[Some records]
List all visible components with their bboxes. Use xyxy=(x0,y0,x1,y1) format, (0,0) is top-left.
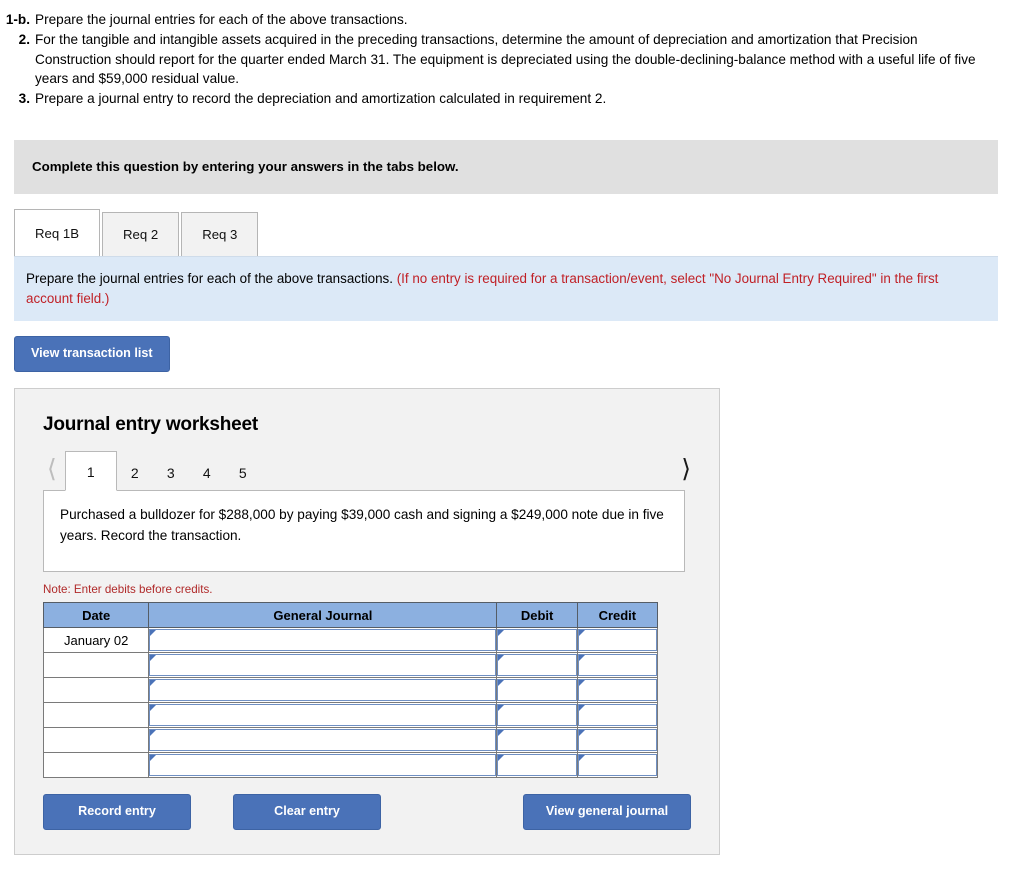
tab-req-3[interactable]: Req 3 xyxy=(181,212,259,257)
debit-input-field[interactable] xyxy=(497,704,577,727)
page-tab-1[interactable]: 1 xyxy=(64,451,117,492)
requirement-item: 1-b. Prepare the journal entries for eac… xyxy=(4,10,1010,29)
account-select-field[interactable] xyxy=(149,654,497,677)
requirement-text: For the tangible and intangible assets a… xyxy=(35,32,976,86)
debit-cell[interactable] xyxy=(496,752,578,779)
chevron-left-icon[interactable]: ⟨ xyxy=(43,457,65,490)
credit-cell[interactable] xyxy=(576,677,659,704)
requirement-item: 3. Prepare a journal entry to record the… xyxy=(4,89,1010,108)
journal-entry-table: Date General Journal Debit Credit Januar… xyxy=(42,602,659,779)
page-tab-2[interactable]: 2 xyxy=(117,457,153,490)
date-cell[interactable] xyxy=(42,727,150,754)
table-header-row: Date General Journal Debit Credit xyxy=(42,602,659,629)
date-cell[interactable] xyxy=(42,677,150,704)
tab-req-2[interactable]: Req 2 xyxy=(102,212,180,257)
credit-input-field[interactable] xyxy=(577,729,657,752)
general-journal-cell[interactable] xyxy=(148,752,498,779)
date-cell[interactable] xyxy=(42,652,150,679)
worksheet-action-buttons: Record entry Clear entry View general jo… xyxy=(43,794,691,831)
debit-cell[interactable] xyxy=(496,727,578,754)
requirement-item: 2. For the tangible and intangible asset… xyxy=(4,30,1010,88)
general-journal-cell[interactable] xyxy=(148,702,498,729)
general-journal-cell[interactable] xyxy=(148,627,498,654)
table-row xyxy=(42,752,659,779)
debit-input-field[interactable] xyxy=(497,679,577,702)
debit-input-field[interactable] xyxy=(497,654,577,677)
general-journal-cell[interactable] xyxy=(148,652,498,679)
debit-cell[interactable] xyxy=(496,702,578,729)
debit-cell[interactable] xyxy=(496,627,578,654)
requirement-number: 2. xyxy=(18,32,30,48)
view-transaction-list-button[interactable]: View transaction list xyxy=(14,336,170,373)
debit-input-field[interactable] xyxy=(497,729,577,752)
account-select-field[interactable] xyxy=(149,704,497,727)
credit-cell[interactable] xyxy=(576,627,659,654)
debit-input-field[interactable] xyxy=(497,754,577,777)
general-journal-cell[interactable] xyxy=(148,727,498,754)
credit-input-field[interactable] xyxy=(577,654,657,677)
table-row xyxy=(42,702,659,729)
requirement-tabs: Req 1B Req 2 Req 3 xyxy=(14,209,1024,257)
view-general-journal-button[interactable]: View general journal xyxy=(523,794,691,831)
account-select-field[interactable] xyxy=(149,679,497,702)
page-tab-5[interactable]: 5 xyxy=(225,457,261,490)
credit-cell[interactable] xyxy=(576,702,659,729)
table-row: January 02 xyxy=(42,627,659,654)
chevron-right-icon[interactable]: ⟩ xyxy=(677,457,697,490)
debit-cell[interactable] xyxy=(496,677,578,704)
tab-req-1b[interactable]: Req 1B xyxy=(14,209,100,257)
column-header-date: Date xyxy=(42,602,150,629)
instruction-banner: Prepare the journal entries for each of … xyxy=(14,256,998,322)
clear-entry-button[interactable]: Clear entry xyxy=(233,794,381,831)
column-header-credit: Credit xyxy=(576,602,659,629)
account-select-field[interactable] xyxy=(149,729,497,752)
debits-before-credits-note: Note: Enter debits before credits. xyxy=(43,583,213,597)
page-tab-3[interactable]: 3 xyxy=(153,457,189,490)
table-row xyxy=(42,727,659,754)
date-cell[interactable] xyxy=(42,702,150,729)
general-journal-cell[interactable] xyxy=(148,677,498,704)
transaction-description: Purchased a bulldozer for $288,000 by pa… xyxy=(43,490,685,573)
date-cell[interactable] xyxy=(42,752,150,779)
table-row xyxy=(42,652,659,679)
credit-input-field[interactable] xyxy=(577,754,657,777)
table-row xyxy=(42,677,659,704)
column-header-general-journal: General Journal xyxy=(148,602,498,629)
credit-input-field[interactable] xyxy=(577,704,657,727)
journal-entry-worksheet-panel: Journal entry worksheet ⟨ 1 2 3 4 5 ⟩ Pu… xyxy=(14,388,720,856)
date-cell[interactable]: January 02 xyxy=(42,627,150,654)
credit-input-field[interactable] xyxy=(577,629,657,652)
requirement-text: Prepare a journal entry to record the de… xyxy=(35,91,607,107)
complete-question-banner: Complete this question by entering your … xyxy=(14,140,998,195)
credit-cell[interactable] xyxy=(576,727,659,754)
credit-cell[interactable] xyxy=(576,652,659,679)
worksheet-title: Journal entry worksheet xyxy=(43,414,259,436)
instruction-main-text: Prepare the journal entries for each of … xyxy=(26,271,393,287)
account-select-field[interactable] xyxy=(149,629,497,652)
record-entry-button[interactable]: Record entry xyxy=(43,794,191,831)
requirement-number: 1-b. xyxy=(5,12,30,27)
worksheet-pager: ⟨ 1 2 3 4 5 ⟩ xyxy=(43,450,697,492)
column-header-debit: Debit xyxy=(496,602,578,629)
account-select-field[interactable] xyxy=(149,754,497,777)
debit-input-field[interactable] xyxy=(497,629,577,652)
page-tab-4[interactable]: 4 xyxy=(189,457,225,490)
requirement-number: 3. xyxy=(18,91,30,107)
credit-cell[interactable] xyxy=(576,752,659,779)
requirements-list: 1-b. Prepare the journal entries for eac… xyxy=(0,0,1024,108)
credit-input-field[interactable] xyxy=(577,679,657,702)
debit-cell[interactable] xyxy=(496,652,578,679)
requirement-text: Prepare the journal entries for each of … xyxy=(35,12,408,27)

* SET TASK: Copy the items above line for line without changing anything, but leave out the pictures.

* WRITTEN REPLY:
List all visible components with their bboxes. Use xyxy=(x0,y0,x1,y1) format, (0,0) is top-left.
tab-req-3[interactable]: Req 3 xyxy=(181,212,259,257)
debit-input-field[interactable] xyxy=(497,704,577,727)
page-tab-1[interactable]: 1 xyxy=(64,451,117,492)
requirement-item: 1-b. Prepare the journal entries for eac… xyxy=(4,10,1010,29)
account-select-field[interactable] xyxy=(149,654,497,677)
requirement-text: For the tangible and intangible assets a… xyxy=(35,32,976,86)
debit-cell[interactable] xyxy=(496,752,578,779)
chevron-left-icon[interactable]: ⟨ xyxy=(43,457,65,490)
credit-cell[interactable] xyxy=(576,677,659,704)
requirement-item: 3. Prepare a journal entry to record the… xyxy=(4,89,1010,108)
journal-entry-table: Date General Journal Debit Credit Januar… xyxy=(42,602,659,779)
page-tab-2[interactable]: 2 xyxy=(117,457,153,490)
date-cell[interactable] xyxy=(42,727,150,754)
table-header-row: Date General Journal Debit Credit xyxy=(42,602,659,629)
date-cell[interactable] xyxy=(42,677,150,704)
tab-req-2[interactable]: Req 2 xyxy=(102,212,180,257)
credit-input-field[interactable] xyxy=(577,729,657,752)
general-journal-cell[interactable] xyxy=(148,752,498,779)
date-cell[interactable] xyxy=(42,652,150,679)
worksheet-action-buttons: Record entry Clear entry View general jo… xyxy=(43,794,691,831)
debit-cell[interactable] xyxy=(496,727,578,754)
requirement-item: 2. For the tangible and intangible asset… xyxy=(4,30,1010,88)
general-journal-cell[interactable] xyxy=(148,702,498,729)
general-journal-cell[interactable] xyxy=(148,627,498,654)
table-row xyxy=(42,752,659,779)
debit-input-field[interactable] xyxy=(497,679,577,702)
debit-input-field[interactable] xyxy=(497,654,577,677)
general-journal-cell[interactable] xyxy=(148,652,498,679)
debit-cell[interactable] xyxy=(496,702,578,729)
debit-cell[interactable] xyxy=(496,627,578,654)
requirement-number: 2. xyxy=(18,32,30,48)
view-transaction-list-button[interactable]: View transaction list xyxy=(14,336,170,373)
debit-input-field[interactable] xyxy=(497,729,577,752)
account-select-field[interactable] xyxy=(149,704,497,727)
credit-cell[interactable] xyxy=(576,627,659,654)
debit-input-field[interactable] xyxy=(497,754,577,777)
general-journal-cell[interactable] xyxy=(148,727,498,754)
credit-input-field[interactable] xyxy=(577,654,657,677)
table-row xyxy=(42,702,659,729)
requirement-tabs: Req 1B Req 2 Req 3 xyxy=(14,209,1024,257)
view-general-journal-button[interactable]: View general journal xyxy=(523,794,691,831)
account-select-field[interactable] xyxy=(149,679,497,702)
page-tab-5[interactable]: 5 xyxy=(225,457,261,490)
credit-cell[interactable] xyxy=(576,702,659,729)
table-row: January 02 xyxy=(42,627,659,654)
chevron-right-icon[interactable]: ⟩ xyxy=(677,457,697,490)
debit-cell[interactable] xyxy=(496,677,578,704)
tab-req-1b[interactable]: Req 1B xyxy=(14,209,100,257)
column-header-date: Date xyxy=(42,602,150,629)
instruction-banner: Prepare the journal entries for each of … xyxy=(14,256,998,322)
clear-entry-button[interactable]: Clear entry xyxy=(233,794,381,831)
column-header-credit: Credit xyxy=(576,602,659,629)
account-select-field[interactable] xyxy=(149,729,497,752)
debits-before-credits-note: Note: Enter debits before credits. xyxy=(43,583,213,597)
page-tab-3[interactable]: 3 xyxy=(153,457,189,490)
table-row xyxy=(42,727,659,754)
date-cell[interactable] xyxy=(42,702,150,729)
general-journal-cell[interactable] xyxy=(148,677,498,704)
transaction-description: Purchased a bulldozer for $288,000 by pa… xyxy=(43,490,685,573)
date-cell[interactable] xyxy=(42,752,150,779)
table-row xyxy=(42,652,659,679)
credit-input-field[interactable] xyxy=(577,754,657,777)
table-row xyxy=(42,677,659,704)
column-header-general-journal: General Journal xyxy=(148,602,498,629)
credit-input-field[interactable] xyxy=(577,704,657,727)
journal-entry-worksheet-panel: Journal entry worksheet ⟨ 1 2 3 4 5 ⟩ Pu… xyxy=(14,388,720,856)
date-cell[interactable]: January 02 xyxy=(42,627,150,654)
credit-input-field[interactable] xyxy=(577,629,657,652)
requirement-text: Prepare a journal entry to record the de… xyxy=(35,91,607,107)
complete-question-banner: Complete this question by entering your … xyxy=(14,140,998,195)
credit-cell[interactable] xyxy=(576,727,659,754)
credit-cell[interactable] xyxy=(576,652,659,679)
worksheet-title: Journal entry worksheet xyxy=(43,414,259,436)
instruction-main-text: Prepare the journal entries for each of … xyxy=(26,271,393,287)
account-select-field[interactable] xyxy=(149,629,497,652)
record-entry-button[interactable]: Record entry xyxy=(43,794,191,831)
requirement-number: 1-b. xyxy=(5,12,30,27)
worksheet-pager: ⟨ 1 2 3 4 5 ⟩ xyxy=(43,450,697,492)
column-header-debit: Debit xyxy=(496,602,578,629)
account-select-field[interactable] xyxy=(149,754,497,777)
debit-input-field[interactable] xyxy=(497,629,577,652)
page-tab-4[interactable]: 4 xyxy=(189,457,225,490)
requirement-number: 3. xyxy=(18,91,30,107)
credit-cell[interactable] xyxy=(576,752,659,779)
requirements-list: 1-b. Prepare the journal entries for eac… xyxy=(0,0,1024,108)
credit-input-field[interactable] xyxy=(577,679,657,702)
debit-cell[interactable] xyxy=(496,652,578,679)
requirement-text: Prepare the journal entries for each of … xyxy=(35,12,408,27)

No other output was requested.